## Prompt
Find and return each line containing "время".
⟨
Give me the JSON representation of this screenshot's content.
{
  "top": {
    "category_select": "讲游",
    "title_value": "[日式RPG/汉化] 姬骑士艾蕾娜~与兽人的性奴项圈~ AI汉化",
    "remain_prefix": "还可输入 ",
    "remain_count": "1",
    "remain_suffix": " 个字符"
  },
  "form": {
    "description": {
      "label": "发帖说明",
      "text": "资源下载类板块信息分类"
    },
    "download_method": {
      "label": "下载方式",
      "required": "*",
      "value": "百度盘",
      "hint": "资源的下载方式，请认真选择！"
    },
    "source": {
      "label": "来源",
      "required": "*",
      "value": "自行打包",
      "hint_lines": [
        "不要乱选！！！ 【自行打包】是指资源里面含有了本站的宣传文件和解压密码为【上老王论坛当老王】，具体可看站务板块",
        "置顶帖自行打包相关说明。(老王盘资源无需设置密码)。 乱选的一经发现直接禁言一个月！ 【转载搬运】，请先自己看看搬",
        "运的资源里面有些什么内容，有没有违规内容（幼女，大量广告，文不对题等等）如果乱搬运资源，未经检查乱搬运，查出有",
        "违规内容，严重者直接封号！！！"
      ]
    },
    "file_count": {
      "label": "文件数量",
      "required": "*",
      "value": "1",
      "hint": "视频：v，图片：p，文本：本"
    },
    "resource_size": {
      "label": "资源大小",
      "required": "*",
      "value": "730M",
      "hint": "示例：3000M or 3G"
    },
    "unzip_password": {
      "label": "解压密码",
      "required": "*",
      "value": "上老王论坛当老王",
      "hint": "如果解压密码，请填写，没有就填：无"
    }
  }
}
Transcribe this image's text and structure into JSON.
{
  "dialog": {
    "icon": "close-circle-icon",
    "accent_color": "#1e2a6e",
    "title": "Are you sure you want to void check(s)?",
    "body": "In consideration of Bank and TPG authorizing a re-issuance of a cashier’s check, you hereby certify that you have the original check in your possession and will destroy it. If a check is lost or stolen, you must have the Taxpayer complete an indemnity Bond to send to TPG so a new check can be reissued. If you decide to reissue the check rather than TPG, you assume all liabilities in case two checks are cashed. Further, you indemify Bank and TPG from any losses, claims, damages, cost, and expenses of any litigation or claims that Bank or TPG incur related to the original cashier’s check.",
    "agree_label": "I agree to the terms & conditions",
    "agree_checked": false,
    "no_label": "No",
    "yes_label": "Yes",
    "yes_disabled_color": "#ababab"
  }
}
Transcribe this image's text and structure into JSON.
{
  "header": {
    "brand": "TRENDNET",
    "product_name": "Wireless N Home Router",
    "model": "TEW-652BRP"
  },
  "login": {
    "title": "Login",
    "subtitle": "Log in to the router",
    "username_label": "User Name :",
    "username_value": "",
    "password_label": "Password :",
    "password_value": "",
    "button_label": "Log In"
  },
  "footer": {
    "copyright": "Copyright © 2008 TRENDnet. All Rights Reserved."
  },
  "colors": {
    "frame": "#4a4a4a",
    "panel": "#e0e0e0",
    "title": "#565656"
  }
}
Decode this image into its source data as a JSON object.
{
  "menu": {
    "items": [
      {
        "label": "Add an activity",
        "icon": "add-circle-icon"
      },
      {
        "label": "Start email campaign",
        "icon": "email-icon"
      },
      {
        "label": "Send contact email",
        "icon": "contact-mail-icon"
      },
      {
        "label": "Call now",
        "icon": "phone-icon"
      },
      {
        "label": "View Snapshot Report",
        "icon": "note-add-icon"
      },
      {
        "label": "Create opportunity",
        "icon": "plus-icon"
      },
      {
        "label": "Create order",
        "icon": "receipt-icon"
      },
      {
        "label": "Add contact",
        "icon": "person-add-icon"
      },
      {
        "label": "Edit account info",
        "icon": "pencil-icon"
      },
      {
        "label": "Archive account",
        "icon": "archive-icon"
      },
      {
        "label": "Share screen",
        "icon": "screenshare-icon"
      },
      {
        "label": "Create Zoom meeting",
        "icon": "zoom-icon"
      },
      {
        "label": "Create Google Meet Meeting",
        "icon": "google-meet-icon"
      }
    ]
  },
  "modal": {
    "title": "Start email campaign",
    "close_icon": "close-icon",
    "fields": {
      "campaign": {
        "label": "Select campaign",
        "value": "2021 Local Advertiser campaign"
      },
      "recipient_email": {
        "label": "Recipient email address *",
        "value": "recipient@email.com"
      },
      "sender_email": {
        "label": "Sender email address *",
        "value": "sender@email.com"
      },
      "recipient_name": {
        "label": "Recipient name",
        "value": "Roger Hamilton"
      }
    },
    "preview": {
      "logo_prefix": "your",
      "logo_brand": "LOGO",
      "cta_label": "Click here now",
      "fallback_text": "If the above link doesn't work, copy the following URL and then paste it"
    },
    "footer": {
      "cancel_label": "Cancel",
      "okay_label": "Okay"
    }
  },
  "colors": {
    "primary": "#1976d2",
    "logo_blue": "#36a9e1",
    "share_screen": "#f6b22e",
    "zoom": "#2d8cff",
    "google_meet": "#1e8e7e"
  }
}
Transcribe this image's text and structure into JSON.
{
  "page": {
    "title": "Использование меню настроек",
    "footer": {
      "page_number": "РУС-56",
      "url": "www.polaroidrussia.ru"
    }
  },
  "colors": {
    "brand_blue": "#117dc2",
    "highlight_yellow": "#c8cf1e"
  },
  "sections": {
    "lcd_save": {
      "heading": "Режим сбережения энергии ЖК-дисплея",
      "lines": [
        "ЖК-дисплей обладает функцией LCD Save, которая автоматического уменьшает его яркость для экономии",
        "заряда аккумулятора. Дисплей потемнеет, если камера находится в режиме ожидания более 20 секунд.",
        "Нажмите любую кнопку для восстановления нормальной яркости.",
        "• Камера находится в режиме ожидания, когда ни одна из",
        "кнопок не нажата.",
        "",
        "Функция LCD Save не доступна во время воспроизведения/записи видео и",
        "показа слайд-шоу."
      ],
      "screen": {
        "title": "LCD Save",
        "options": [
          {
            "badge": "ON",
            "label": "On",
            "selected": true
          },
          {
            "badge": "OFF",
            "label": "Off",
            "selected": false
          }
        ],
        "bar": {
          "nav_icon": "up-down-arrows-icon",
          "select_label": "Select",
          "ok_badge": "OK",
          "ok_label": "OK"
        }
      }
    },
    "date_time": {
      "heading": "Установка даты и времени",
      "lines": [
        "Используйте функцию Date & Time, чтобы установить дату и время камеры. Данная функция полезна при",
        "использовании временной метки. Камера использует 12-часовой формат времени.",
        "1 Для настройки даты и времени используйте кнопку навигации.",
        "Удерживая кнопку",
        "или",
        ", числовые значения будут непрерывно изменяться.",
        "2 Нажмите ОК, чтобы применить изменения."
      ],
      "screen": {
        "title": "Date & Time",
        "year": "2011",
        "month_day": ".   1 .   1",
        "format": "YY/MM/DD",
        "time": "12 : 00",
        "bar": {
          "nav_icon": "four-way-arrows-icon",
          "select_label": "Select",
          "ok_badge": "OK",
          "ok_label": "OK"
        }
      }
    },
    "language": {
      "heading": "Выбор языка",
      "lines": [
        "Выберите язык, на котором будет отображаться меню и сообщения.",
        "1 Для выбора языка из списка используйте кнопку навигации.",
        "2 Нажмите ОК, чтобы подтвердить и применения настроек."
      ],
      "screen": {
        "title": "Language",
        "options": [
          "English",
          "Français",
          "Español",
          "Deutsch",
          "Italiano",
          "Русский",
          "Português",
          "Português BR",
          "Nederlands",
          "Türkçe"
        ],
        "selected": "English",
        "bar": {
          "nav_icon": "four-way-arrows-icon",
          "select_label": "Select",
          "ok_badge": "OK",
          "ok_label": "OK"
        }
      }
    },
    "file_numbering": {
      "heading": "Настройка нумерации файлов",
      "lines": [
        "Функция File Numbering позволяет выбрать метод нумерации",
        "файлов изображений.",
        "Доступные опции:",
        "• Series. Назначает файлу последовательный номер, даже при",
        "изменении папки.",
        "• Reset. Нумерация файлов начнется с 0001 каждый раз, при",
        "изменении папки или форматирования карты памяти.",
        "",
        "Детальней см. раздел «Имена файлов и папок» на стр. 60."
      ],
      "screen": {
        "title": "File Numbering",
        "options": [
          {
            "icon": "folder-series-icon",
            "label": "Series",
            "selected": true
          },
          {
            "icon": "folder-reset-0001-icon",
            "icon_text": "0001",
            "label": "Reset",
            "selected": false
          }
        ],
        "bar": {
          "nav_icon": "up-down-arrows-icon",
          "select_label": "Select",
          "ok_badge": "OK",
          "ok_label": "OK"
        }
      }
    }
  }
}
⟩
## Response below
        "Функция LCD Save не доступна во время воспроизведения/записи видео и",
        "Используйте функцию Date & Time, чтобы установить дату и время камеры. Данная функция полезна при",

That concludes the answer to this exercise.